Transcribe the entries below exactly; leave every image out.

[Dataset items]
======
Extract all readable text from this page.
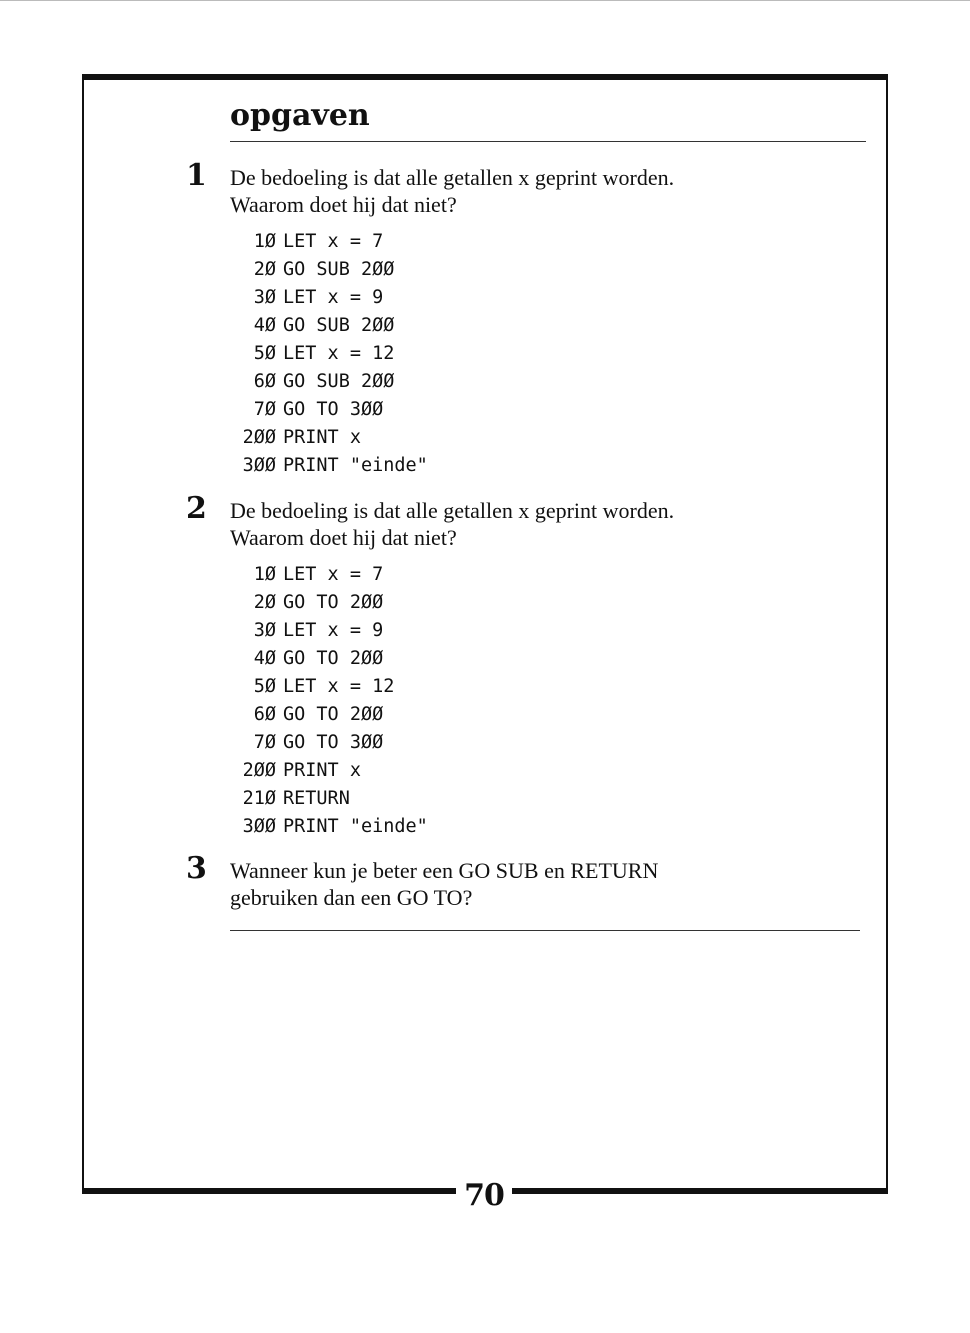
70
opgaven
1 De bedoeling is dat alle getallen x geprint worden.
Waarom doet hij dat niet?
1Ø LET x = 7
2Ø GO SUB 2ØØ
3Ø LET x = 9
4Ø GO SUB 2ØØ
5Ø LET x = 12
6Ø GO SUB 2ØØ
7Ø GO TO 3ØØ
2ØØ PRINT x
3ØØ PRINT "einde"
2 De bedoeling is dat alle getallen x geprint worden.
Waarom doet hij dat niet?
1Ø LET x = 7
2Ø GO TO 2ØØ
3Ø LET x = 9
4Ø GO TO 2ØØ
5Ø LET x = 12
6Ø GO TO 2ØØ
7Ø GO TO 3ØØ
2ØØ PRINT x
21Ø RETURN
3ØØ PRINT "einde"
3 Wanneer kun je beter een GO SUB en RETURN
gebruiken dan een GO TO?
======
Solved problem:
Extract all readable text from this page.
70
opgaven
1 De bedoeling is dat alle getallen x geprint worden.
Waarom doet hij dat niet?
1Ø LET x = 7
2Ø GO SUB 2ØØ
3Ø LET x = 9
4Ø GO SUB 2ØØ
5Ø LET x = 12
6Ø GO SUB 2ØØ
7Ø GO TO 3ØØ
2ØØ PRINT x
3ØØ PRINT "einde"
2 De bedoeling is dat alle getallen x geprint worden.
Waarom doet hij dat niet?
1Ø LET x = 7
2Ø GO TO 2ØØ
3Ø LET x = 9
4Ø GO TO 2ØØ
5Ø LET x = 12
6Ø GO TO 2ØØ
7Ø GO TO 3ØØ
2ØØ PRINT x
21Ø RETURN
3ØØ PRINT "einde"
3 Wanneer kun je beter een GO SUB en RETURN
gebruiken dan een GO TO?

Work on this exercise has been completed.